--- Start ENTRIES SHOWN ---
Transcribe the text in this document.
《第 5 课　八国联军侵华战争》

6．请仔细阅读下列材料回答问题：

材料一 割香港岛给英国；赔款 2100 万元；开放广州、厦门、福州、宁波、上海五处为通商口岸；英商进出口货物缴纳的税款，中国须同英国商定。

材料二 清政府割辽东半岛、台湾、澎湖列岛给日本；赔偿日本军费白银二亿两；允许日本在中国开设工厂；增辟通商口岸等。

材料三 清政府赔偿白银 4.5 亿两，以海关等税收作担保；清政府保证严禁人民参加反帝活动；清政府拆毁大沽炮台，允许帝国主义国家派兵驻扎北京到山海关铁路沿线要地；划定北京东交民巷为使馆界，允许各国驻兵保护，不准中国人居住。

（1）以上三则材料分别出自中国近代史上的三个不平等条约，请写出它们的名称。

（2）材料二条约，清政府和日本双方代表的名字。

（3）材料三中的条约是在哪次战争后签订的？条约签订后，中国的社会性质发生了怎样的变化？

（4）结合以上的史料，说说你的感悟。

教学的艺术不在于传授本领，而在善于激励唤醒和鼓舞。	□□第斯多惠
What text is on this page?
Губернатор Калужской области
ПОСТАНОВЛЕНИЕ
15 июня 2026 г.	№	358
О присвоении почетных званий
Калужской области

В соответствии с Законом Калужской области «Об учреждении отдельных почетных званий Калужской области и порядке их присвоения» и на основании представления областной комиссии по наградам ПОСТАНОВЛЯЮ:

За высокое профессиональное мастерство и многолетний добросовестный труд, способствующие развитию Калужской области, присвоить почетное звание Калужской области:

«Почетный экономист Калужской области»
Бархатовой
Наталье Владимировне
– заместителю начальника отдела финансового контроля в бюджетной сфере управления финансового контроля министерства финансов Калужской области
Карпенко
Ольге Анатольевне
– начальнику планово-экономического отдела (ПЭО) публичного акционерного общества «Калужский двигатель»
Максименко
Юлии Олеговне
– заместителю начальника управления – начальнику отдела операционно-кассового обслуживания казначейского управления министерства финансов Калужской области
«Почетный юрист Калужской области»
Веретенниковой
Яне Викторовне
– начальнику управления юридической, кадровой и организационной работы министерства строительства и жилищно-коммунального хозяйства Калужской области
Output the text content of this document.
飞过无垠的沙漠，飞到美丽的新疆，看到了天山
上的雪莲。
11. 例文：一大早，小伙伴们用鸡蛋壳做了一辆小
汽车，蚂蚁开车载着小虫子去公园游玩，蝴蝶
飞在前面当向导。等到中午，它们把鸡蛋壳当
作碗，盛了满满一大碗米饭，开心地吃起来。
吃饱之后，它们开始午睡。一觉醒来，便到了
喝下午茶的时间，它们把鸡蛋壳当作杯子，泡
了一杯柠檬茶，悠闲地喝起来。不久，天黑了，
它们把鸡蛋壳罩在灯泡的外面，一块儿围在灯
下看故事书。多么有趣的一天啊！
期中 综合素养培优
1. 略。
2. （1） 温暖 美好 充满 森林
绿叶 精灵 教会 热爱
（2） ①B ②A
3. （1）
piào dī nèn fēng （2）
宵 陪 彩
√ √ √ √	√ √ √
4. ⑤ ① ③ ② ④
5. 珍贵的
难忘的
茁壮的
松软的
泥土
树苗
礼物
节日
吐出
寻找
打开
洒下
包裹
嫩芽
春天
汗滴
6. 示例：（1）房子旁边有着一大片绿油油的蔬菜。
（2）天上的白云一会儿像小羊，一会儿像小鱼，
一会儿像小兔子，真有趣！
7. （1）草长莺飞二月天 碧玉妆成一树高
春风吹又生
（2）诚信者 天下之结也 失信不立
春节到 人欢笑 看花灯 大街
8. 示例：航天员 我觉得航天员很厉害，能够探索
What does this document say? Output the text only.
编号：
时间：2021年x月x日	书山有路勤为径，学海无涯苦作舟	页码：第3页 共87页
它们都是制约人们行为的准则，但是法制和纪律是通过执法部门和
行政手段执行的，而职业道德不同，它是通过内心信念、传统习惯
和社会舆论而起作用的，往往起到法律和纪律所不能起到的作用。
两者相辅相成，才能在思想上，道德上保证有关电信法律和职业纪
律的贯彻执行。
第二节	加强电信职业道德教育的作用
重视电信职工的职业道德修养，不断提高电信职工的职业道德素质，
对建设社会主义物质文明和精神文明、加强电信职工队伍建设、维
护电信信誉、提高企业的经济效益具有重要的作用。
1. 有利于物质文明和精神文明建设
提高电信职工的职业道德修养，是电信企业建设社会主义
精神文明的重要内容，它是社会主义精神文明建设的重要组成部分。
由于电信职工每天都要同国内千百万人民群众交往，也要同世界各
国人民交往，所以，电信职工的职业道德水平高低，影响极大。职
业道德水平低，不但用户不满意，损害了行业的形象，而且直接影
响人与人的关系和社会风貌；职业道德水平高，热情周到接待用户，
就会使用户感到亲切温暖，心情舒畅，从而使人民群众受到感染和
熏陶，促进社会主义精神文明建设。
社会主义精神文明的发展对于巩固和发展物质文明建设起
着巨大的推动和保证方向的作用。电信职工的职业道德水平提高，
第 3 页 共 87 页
--- End ENTRIES SHOWN ---
Find every line in the records above that contains the word "this", and copy each one.

EXPECTED ANSWER —
Transcribe the text in this document.
What text is on this page?
Output the text content of this document.
What does this document say? Output the text only.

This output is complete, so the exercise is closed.